_Task details_
What is the number of lines that include the word "their"? Provide only that figure.

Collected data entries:
────
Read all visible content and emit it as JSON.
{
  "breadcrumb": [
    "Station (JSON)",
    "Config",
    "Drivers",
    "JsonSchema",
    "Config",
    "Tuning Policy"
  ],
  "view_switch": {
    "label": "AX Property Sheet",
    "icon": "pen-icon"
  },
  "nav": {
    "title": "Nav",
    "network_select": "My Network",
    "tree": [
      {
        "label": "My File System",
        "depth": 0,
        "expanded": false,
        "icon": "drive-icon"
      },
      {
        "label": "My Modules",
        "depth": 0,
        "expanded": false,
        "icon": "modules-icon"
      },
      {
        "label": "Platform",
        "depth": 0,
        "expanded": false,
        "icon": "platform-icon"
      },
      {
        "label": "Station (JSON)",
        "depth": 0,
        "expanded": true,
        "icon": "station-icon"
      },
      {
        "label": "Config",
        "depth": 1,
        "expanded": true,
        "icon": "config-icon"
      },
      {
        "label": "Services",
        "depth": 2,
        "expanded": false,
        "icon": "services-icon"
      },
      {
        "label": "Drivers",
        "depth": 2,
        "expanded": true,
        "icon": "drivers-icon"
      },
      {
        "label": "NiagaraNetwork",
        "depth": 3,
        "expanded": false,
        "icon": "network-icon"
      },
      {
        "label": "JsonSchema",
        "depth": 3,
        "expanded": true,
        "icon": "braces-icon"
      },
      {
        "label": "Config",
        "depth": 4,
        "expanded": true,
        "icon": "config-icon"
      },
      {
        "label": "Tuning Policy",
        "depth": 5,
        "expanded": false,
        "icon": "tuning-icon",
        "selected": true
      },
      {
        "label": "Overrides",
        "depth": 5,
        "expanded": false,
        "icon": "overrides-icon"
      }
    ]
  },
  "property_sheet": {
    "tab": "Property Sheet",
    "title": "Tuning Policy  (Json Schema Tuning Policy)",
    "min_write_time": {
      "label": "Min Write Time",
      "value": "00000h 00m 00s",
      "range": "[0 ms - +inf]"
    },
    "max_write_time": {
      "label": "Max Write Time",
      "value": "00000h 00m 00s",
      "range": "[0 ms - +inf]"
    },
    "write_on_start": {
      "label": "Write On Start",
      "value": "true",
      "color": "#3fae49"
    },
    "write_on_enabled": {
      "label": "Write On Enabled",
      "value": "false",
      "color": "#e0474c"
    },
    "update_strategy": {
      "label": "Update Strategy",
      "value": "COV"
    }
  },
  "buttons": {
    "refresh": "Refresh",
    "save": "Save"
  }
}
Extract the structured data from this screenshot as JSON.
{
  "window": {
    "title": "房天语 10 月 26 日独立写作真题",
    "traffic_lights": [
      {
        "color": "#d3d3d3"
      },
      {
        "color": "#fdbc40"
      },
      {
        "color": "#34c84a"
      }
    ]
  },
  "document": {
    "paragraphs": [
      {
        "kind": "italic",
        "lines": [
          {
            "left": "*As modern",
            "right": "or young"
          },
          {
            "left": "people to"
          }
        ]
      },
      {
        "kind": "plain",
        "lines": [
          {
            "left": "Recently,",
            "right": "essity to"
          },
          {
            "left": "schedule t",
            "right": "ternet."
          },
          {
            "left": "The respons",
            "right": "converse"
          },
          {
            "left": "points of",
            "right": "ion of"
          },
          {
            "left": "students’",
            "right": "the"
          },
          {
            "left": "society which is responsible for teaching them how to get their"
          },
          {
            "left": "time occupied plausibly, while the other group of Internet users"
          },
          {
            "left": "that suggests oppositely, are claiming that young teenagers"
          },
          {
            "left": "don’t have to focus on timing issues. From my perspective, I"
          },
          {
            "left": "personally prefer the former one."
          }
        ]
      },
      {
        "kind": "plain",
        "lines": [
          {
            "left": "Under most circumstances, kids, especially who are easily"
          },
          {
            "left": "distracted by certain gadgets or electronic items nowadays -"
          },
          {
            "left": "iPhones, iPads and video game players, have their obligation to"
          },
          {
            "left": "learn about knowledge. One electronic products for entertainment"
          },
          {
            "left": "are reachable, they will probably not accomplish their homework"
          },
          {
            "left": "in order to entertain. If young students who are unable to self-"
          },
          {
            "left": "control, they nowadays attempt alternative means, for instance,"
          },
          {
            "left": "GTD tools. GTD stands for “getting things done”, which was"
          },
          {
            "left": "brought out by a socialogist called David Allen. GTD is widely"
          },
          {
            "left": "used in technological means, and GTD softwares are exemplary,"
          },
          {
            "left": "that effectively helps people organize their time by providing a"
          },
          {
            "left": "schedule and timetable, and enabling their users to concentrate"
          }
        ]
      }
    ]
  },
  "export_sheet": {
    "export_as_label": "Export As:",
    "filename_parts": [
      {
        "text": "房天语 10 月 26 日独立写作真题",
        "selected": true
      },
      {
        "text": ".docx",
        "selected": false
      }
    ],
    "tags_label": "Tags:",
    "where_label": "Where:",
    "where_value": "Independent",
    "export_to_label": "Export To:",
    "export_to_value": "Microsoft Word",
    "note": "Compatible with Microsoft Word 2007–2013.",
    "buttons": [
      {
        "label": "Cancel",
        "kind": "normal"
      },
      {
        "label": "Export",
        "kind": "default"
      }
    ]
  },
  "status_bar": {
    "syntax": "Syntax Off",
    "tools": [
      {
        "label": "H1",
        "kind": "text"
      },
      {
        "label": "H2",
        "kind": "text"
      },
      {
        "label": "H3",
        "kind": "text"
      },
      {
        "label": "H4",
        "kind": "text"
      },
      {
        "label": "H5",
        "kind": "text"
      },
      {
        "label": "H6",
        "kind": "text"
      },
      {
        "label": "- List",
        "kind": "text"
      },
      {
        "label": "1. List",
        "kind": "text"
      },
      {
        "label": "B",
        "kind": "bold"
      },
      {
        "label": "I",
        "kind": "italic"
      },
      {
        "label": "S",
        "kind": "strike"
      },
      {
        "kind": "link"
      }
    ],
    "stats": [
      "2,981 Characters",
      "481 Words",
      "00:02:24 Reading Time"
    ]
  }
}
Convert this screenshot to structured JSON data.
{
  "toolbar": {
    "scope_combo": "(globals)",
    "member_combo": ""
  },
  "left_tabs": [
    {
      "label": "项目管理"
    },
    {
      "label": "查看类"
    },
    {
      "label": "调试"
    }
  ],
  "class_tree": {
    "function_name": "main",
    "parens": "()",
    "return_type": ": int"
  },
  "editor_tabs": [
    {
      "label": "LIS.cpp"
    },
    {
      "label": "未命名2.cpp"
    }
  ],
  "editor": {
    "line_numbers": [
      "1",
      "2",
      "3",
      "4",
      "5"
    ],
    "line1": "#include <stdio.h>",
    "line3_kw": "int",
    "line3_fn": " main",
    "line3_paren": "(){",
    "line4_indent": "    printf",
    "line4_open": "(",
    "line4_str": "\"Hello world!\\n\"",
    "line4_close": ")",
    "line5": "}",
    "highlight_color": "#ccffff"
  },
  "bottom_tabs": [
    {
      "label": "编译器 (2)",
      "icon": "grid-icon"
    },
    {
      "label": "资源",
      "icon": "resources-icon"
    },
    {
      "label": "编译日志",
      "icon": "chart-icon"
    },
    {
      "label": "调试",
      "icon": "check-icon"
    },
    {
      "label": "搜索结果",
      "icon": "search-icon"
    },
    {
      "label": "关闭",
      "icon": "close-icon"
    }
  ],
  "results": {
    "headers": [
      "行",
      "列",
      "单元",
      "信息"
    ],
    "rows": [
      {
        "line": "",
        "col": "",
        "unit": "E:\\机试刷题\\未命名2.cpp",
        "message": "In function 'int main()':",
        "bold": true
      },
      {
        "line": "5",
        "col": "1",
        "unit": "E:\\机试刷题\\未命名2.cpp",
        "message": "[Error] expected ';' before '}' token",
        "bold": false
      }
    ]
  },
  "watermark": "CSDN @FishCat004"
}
────
_Answer to the task_
5